__What you will do__
The records below should be written out again, exactly.

[Collected data entries]
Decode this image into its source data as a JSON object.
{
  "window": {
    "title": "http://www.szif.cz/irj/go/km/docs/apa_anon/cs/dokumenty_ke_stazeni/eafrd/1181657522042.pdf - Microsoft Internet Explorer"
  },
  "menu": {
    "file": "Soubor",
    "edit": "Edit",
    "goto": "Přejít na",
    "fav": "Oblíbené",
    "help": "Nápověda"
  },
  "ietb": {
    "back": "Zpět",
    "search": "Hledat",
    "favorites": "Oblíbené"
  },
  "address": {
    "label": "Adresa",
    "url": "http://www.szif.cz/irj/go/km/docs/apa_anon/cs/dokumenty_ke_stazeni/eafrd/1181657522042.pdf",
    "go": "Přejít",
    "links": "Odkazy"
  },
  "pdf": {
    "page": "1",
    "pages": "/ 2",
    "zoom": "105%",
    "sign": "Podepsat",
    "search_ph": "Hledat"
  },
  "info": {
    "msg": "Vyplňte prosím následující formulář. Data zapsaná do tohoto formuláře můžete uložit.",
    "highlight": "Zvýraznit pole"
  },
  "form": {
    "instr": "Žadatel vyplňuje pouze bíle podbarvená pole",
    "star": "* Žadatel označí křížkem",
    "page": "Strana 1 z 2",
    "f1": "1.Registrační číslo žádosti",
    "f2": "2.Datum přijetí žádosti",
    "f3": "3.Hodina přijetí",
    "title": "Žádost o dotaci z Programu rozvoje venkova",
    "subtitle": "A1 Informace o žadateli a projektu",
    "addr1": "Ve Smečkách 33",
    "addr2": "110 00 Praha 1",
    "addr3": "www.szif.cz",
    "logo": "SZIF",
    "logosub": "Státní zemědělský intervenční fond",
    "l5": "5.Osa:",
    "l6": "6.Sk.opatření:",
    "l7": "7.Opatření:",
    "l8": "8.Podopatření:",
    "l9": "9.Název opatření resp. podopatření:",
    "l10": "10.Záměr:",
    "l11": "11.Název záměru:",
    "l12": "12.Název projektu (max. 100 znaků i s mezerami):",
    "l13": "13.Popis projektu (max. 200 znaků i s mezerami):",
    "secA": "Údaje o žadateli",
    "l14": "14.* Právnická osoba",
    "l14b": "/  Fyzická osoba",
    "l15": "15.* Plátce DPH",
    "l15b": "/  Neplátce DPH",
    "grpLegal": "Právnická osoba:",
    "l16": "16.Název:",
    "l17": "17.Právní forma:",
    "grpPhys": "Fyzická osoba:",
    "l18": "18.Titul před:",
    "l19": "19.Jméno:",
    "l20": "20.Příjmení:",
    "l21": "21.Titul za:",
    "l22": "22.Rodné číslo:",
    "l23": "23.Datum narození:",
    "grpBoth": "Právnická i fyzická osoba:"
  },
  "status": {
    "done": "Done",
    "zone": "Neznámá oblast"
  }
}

__Written response__
Decode this image into its source data as a JSON object.
{
  "window": {
    "title": "http://www.szif.cz/irj/go/km/docs/apa_anon/cs/dokumenty_ke_stazeni/eafrd/1181657522042.pdf - Microsoft Internet Explorer"
  },
  "menu": {
    "file": "Soubor",
    "edit": "Edit",
    "goto": "Přejít na",
    "fav": "Oblíbené",
    "help": "Nápověda"
  },
  "ietb": {
    "back": "Zpět",
    "search": "Hledat",
    "favorites": "Oblíbené"
  },
  "address": {
    "label": "Adresa",
    "url": "http://www.szif.cz/irj/go/km/docs/apa_anon/cs/dokumenty_ke_stazeni/eafrd/1181657522042.pdf",
    "go": "Přejít",
    "links": "Odkazy"
  },
  "pdf": {
    "page": "1",
    "pages": "/ 2",
    "zoom": "105%",
    "sign": "Podepsat",
    "search_ph": "Hledat"
  },
  "info": {
    "msg": "Vyplňte prosím následující formulář. Data zapsaná do tohoto formuláře můžete uložit.",
    "highlight": "Zvýraznit pole"
  },
  "form": {
    "instr": "Žadatel vyplňuje pouze bíle podbarvená pole",
    "star": "* Žadatel označí křížkem",
    "page": "Strana 1 z 2",
    "f1": "1.Registrační číslo žádosti",
    "f2": "2.Datum přijetí žádosti",
    "f3": "3.Hodina přijetí",
    "title": "Žádost o dotaci z Programu rozvoje venkova",
    "subtitle": "A1 Informace o žadateli a projektu",
    "addr1": "Ve Smečkách 33",
    "addr2": "110 00 Praha 1",
    "addr3": "www.szif.cz",
    "logo": "SZIF",
    "logosub": "Státní zemědělský intervenční fond",
    "l5": "5.Osa:",
    "l6": "6.Sk.opatření:",
    "l7": "7.Opatření:",
    "l8": "8.Podopatření:",
    "l9": "9.Název opatření resp. podopatření:",
    "l10": "10.Záměr:",
    "l11": "11.Název záměru:",
    "l12": "12.Název projektu (max. 100 znaků i s mezerami):",
    "l13": "13.Popis projektu (max. 200 znaků i s mezerami):",
    "secA": "Údaje o žadateli",
    "l14": "14.* Právnická osoba",
    "l14b": "/  Fyzická osoba",
    "l15": "15.* Plátce DPH",
    "l15b": "/  Neplátce DPH",
    "grpLegal": "Právnická osoba:",
    "l16": "16.Název:",
    "l17": "17.Právní forma:",
    "grpPhys": "Fyzická osoba:",
    "l18": "18.Titul před:",
    "l19": "19.Jméno:",
    "l20": "20.Příjmení:",
    "l21": "21.Titul za:",
    "l22": "22.Rodné číslo:",
    "l23": "23.Datum narození:",
    "grpBoth": "Právnická i fyzická osoba:"
  },
  "status": {
    "done": "Done",
    "zone": "Neznámá oblast"
  }
}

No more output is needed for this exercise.